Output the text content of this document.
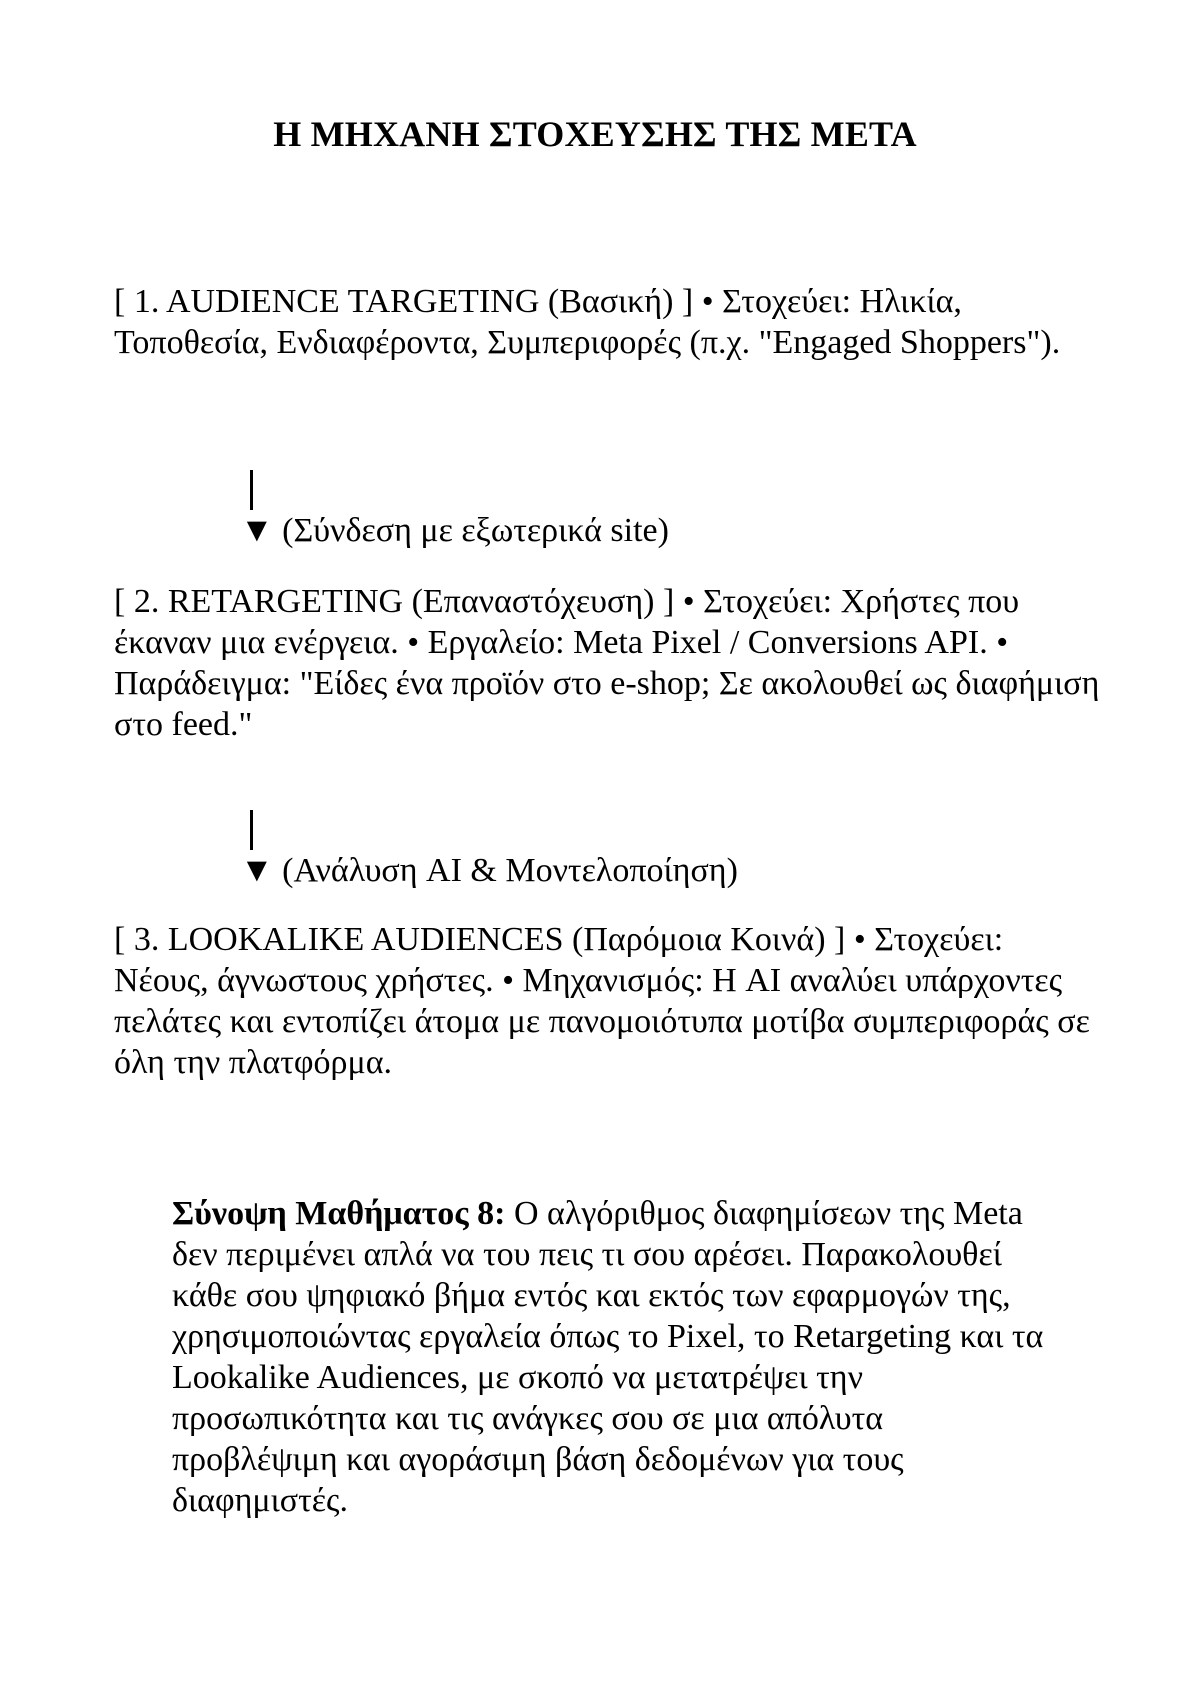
Η ΜΗΧΑΝΗ ΣΤΟΧΕΥΣΗΣ ΤΗΣ META

[ 1. AUDIENCE TARGETING (Βασική) ] • Στοχεύει: Ηλικία, Τοποθεσία, Ενδιαφέροντα, Συμπεριφορές (π.χ. "Engaged Shoppers").

▼ (Σύνδεση με εξωτερικά site)

[ 2. RETARGETING (Επαναστόχευση) ] • Στοχεύει: Χρήστες που έκαναν μια ενέργεια. • Εργαλείο: Meta Pixel / Conversions API. • Παράδειγμα: "Είδες ένα προϊόν στο e-shop; Σε ακολουθεί ως διαφήμιση στο feed."

▼ (Ανάλυση AI & Μοντελοποίηση)

[ 3. LOOKALIKE AUDIENCES (Παρόμοια Κοινά) ] • Στοχεύει: Νέους, άγνωστους χρήστες. • Μηχανισμός: Η AI αναλύει υπάρχοντες πελάτες και εντοπίζει άτομα με πανομοιότυπα μοτίβα συμπεριφοράς σε όλη την πλατφόρμα.

Σύνοψη Μαθήματος 8: Ο αλγόριθμος διαφημίσεων της Meta δεν περιμένει απλά να του πεις τι σου αρέσει. Παρακολουθεί κάθε σου ψηφιακό βήμα εντός και εκτός των εφαρμογών της, χρησιμοποιώντας εργαλεία όπως το Pixel, το Retargeting και τα Lookalike Audiences, με σκοπό να μετατρέψει την προσωπικότητα και τις ανάγκες σου σε μια απόλυτα προβλέψιμη και αγοράσιμη βάση δεδομένων για τους διαφημιστές.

Task to complete:
Repeat the material above in full and exactly, omitting the pictures.

Task solution:
Output the text content of this document.
Η ΜΗΧΑΝΗ ΣΤΟΧΕΥΣΗΣ ΤΗΣ META

[ 1. AUDIENCE TARGETING (Βασική) ] • Στοχεύει: Ηλικία, Τοποθεσία, Ενδιαφέροντα, Συμπεριφορές (π.χ. "Engaged Shoppers").

▼ (Σύνδεση με εξωτερικά site)

[ 2. RETARGETING (Επαναστόχευση) ] • Στοχεύει: Χρήστες που έκαναν μια ενέργεια. • Εργαλείο: Meta Pixel / Conversions API. • Παράδειγμα: "Είδες ένα προϊόν στο e-shop; Σε ακολουθεί ως διαφήμιση στο feed."

▼ (Ανάλυση AI & Μοντελοποίηση)

[ 3. LOOKALIKE AUDIENCES (Παρόμοια Κοινά) ] • Στοχεύει: Νέους, άγνωστους χρήστες. • Μηχανισμός: Η AI αναλύει υπάρχοντες πελάτες και εντοπίζει άτομα με πανομοιότυπα μοτίβα συμπεριφοράς σε όλη την πλατφόρμα.

Σύνοψη Μαθήματος 8: Ο αλγόριθμος διαφημίσεων της Meta δεν περιμένει απλά να του πεις τι σου αρέσει. Παρακολουθεί κάθε σου ψηφιακό βήμα εντός και εκτός των εφαρμογών της, χρησιμοποιώντας εργαλεία όπως το Pixel, το Retargeting και τα Lookalike Audiences, με σκοπό να μετατρέψει την προσωπικότητα και τις ανάγκες σου σε μια απόλυτα προβλέψιμη και αγοράσιμη βάση δεδομένων για τους διαφημιστές.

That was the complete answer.